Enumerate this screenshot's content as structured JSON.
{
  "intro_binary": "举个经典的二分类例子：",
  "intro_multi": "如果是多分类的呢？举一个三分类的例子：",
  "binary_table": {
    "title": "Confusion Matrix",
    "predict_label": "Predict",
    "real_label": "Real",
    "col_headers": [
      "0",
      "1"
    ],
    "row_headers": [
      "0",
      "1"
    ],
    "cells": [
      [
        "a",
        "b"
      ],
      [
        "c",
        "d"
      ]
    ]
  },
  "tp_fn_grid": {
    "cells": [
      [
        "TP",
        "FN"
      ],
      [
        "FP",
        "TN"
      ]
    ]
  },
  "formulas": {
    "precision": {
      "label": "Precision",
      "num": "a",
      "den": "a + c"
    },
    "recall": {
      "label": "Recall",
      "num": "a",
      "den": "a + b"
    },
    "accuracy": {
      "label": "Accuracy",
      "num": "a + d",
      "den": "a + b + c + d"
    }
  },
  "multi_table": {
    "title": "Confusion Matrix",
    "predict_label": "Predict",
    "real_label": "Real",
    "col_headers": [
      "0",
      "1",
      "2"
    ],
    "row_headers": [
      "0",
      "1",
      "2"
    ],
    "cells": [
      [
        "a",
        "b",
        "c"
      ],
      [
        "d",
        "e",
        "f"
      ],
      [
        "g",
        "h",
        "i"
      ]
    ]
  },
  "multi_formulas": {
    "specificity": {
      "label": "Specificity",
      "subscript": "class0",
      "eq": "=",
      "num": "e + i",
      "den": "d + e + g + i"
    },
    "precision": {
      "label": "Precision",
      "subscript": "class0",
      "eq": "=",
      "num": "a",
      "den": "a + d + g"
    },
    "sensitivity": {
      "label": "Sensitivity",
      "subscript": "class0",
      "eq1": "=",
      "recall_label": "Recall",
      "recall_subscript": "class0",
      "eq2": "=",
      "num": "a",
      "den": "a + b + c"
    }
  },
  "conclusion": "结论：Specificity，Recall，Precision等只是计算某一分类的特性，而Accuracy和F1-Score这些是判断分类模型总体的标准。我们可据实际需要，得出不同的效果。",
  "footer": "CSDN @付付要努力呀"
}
============================================================
EXERCISE DIRECTIONS:
Return all the data above once more, precisely as given.

FULL ANSWER:
Enumerate this screenshot's content as structured JSON.
{
  "intro_binary": "举个经典的二分类例子：",
  "intro_multi": "如果是多分类的呢？举一个三分类的例子：",
  "binary_table": {
    "title": "Confusion Matrix",
    "predict_label": "Predict",
    "real_label": "Real",
    "col_headers": [
      "0",
      "1"
    ],
    "row_headers": [
      "0",
      "1"
    ],
    "cells": [
      [
        "a",
        "b"
      ],
      [
        "c",
        "d"
      ]
    ]
  },
  "tp_fn_grid": {
    "cells": [
      [
        "TP",
        "FN"
      ],
      [
        "FP",
        "TN"
      ]
    ]
  },
  "formulas": {
    "precision": {
      "label": "Precision",
      "num": "a",
      "den": "a + c"
    },
    "recall": {
      "label": "Recall",
      "num": "a",
      "den": "a + b"
    },
    "accuracy": {
      "label": "Accuracy",
      "num": "a + d",
      "den": "a + b + c + d"
    }
  },
  "multi_table": {
    "title": "Confusion Matrix",
    "predict_label": "Predict",
    "real_label": "Real",
    "col_headers": [
      "0",
      "1",
      "2"
    ],
    "row_headers": [
      "0",
      "1",
      "2"
    ],
    "cells": [
      [
        "a",
        "b",
        "c"
      ],
      [
        "d",
        "e",
        "f"
      ],
      [
        "g",
        "h",
        "i"
      ]
    ]
  },
  "multi_formulas": {
    "specificity": {
      "label": "Specificity",
      "subscript": "class0",
      "eq": "=",
      "num": "e + i",
      "den": "d + e + g + i"
    },
    "precision": {
      "label": "Precision",
      "subscript": "class0",
      "eq": "=",
      "num": "a",
      "den": "a + d + g"
    },
    "sensitivity": {
      "label": "Sensitivity",
      "subscript": "class0",
      "eq1": "=",
      "recall_label": "Recall",
      "recall_subscript": "class0",
      "eq2": "=",
      "num": "a",
      "den": "a + b + c"
    }
  },
  "conclusion": "结论：Specificity，Recall，Precision等只是计算某一分类的特性，而Accuracy和F1-Score这些是判断分类模型总体的标准。我们可据实际需要，得出不同的效果。",
  "footer": "CSDN @付付要努力呀"
}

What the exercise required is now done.